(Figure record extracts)
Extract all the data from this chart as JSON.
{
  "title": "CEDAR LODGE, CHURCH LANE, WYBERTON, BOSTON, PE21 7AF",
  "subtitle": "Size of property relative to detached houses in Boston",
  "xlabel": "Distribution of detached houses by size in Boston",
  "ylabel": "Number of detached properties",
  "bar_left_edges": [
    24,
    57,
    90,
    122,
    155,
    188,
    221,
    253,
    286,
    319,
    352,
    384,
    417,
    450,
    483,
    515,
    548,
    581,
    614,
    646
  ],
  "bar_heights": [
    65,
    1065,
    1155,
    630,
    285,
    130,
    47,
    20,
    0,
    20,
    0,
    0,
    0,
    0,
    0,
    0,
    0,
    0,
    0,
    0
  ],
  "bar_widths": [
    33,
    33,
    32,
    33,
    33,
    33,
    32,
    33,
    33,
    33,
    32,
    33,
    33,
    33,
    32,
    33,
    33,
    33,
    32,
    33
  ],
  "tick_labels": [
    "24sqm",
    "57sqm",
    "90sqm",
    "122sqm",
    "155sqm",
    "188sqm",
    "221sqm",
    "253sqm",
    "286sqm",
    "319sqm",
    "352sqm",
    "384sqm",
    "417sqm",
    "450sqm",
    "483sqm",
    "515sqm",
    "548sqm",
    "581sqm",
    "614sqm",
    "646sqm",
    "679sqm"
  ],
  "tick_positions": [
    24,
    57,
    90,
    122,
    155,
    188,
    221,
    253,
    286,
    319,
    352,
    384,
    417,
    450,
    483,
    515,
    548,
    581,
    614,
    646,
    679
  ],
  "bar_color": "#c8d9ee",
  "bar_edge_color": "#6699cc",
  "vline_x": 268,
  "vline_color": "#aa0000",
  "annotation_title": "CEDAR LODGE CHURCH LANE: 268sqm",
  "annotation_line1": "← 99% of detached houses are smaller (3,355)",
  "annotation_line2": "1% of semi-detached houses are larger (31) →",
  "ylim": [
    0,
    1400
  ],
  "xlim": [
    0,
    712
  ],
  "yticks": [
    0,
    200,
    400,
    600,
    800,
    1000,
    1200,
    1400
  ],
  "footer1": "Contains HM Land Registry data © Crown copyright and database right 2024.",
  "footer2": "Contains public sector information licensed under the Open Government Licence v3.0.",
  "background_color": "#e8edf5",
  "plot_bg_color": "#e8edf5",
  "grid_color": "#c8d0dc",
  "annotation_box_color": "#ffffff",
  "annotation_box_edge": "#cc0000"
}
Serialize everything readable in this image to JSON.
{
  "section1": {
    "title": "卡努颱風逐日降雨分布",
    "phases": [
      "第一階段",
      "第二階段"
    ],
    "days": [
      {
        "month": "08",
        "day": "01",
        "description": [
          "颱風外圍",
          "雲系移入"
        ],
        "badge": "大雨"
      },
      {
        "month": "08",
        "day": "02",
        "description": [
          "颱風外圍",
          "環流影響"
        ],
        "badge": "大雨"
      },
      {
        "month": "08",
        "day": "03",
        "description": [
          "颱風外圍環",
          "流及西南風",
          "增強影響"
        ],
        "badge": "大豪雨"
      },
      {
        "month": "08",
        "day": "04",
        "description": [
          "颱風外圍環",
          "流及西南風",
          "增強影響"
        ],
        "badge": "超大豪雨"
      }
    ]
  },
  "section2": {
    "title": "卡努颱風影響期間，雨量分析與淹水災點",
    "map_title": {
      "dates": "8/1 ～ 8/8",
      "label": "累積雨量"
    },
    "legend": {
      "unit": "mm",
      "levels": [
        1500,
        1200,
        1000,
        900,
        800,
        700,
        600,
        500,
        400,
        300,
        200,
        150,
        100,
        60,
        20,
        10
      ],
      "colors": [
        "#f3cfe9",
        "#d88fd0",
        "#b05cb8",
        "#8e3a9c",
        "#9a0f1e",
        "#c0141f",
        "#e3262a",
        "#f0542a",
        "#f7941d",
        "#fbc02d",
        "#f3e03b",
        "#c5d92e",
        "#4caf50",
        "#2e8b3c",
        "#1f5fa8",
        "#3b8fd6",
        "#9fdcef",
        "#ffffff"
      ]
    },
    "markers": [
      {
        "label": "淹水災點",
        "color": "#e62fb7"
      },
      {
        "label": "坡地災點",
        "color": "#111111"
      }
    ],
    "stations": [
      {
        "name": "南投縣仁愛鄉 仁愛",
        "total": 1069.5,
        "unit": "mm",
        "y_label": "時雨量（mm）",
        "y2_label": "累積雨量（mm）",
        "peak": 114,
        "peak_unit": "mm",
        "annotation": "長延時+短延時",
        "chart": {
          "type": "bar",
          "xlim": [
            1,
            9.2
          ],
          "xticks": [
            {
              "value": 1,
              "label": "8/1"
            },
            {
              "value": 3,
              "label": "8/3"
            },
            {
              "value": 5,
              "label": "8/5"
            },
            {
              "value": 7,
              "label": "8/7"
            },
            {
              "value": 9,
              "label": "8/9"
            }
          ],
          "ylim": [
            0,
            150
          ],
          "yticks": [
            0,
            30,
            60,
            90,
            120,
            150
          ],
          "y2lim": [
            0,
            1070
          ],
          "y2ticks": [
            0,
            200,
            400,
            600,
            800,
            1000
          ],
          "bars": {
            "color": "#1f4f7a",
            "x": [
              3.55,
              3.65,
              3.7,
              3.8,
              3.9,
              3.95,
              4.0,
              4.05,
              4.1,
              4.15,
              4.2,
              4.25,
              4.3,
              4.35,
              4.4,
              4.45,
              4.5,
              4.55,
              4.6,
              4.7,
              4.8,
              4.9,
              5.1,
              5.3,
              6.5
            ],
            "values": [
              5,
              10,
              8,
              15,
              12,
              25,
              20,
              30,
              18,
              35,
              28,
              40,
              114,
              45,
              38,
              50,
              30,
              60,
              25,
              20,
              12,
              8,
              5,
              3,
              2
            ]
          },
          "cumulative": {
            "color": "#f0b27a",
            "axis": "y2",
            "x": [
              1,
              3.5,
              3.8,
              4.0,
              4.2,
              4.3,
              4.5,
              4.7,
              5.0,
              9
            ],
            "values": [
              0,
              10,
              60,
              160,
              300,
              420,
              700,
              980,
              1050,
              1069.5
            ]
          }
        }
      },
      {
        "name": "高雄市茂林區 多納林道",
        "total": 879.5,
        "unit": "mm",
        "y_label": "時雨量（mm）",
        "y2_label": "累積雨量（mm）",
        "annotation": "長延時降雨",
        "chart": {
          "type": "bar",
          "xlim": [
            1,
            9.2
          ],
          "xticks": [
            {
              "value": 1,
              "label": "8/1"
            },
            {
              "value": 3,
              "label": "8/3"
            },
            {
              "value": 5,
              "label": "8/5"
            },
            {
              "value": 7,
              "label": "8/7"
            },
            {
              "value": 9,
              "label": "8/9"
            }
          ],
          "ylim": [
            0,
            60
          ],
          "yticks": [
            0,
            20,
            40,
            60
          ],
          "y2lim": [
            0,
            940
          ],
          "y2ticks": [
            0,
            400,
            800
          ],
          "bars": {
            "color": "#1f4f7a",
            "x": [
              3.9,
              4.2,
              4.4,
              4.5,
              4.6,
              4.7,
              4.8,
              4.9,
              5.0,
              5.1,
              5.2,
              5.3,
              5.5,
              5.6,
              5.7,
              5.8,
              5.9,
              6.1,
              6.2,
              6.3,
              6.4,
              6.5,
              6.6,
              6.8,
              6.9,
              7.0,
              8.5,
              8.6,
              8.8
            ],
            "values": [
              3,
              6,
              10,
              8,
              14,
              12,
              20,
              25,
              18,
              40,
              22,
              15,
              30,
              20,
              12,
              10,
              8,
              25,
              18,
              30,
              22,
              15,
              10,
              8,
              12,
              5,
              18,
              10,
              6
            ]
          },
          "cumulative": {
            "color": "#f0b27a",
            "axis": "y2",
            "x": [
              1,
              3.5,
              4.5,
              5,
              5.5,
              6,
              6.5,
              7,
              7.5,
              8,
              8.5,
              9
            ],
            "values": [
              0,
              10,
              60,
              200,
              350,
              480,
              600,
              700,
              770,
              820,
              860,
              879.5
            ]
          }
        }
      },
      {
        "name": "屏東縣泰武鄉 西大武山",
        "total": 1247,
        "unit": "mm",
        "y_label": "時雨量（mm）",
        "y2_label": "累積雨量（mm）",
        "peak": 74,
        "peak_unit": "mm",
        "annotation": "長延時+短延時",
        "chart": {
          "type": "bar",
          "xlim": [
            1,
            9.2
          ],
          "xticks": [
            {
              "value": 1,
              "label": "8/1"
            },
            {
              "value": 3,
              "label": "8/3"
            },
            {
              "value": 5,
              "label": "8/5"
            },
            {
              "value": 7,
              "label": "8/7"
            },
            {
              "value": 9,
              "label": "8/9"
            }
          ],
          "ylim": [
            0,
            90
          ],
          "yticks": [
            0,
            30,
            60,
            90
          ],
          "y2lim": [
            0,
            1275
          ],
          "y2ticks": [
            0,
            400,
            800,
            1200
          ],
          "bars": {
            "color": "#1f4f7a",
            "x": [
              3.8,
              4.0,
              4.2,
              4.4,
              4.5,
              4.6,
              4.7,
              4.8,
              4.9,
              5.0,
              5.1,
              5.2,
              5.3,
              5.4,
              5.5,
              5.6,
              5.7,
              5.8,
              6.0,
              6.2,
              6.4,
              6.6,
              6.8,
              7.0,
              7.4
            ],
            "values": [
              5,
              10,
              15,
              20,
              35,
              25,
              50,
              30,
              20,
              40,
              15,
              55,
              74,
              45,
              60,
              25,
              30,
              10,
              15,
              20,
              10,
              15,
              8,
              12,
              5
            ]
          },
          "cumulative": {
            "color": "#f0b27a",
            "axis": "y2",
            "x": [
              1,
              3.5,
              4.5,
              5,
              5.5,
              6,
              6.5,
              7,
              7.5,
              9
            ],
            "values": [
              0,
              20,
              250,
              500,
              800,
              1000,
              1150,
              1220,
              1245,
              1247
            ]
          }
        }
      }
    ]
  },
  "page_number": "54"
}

• Problem:
Pick out the lines containing the string "Contains".

• Exercise result:
  "footer1": "Contains HM Land Registry data © Crown copyright and database right 2024.",
  "footer2": "Contains public sector information licensed under the Open Government Licence v3.0.",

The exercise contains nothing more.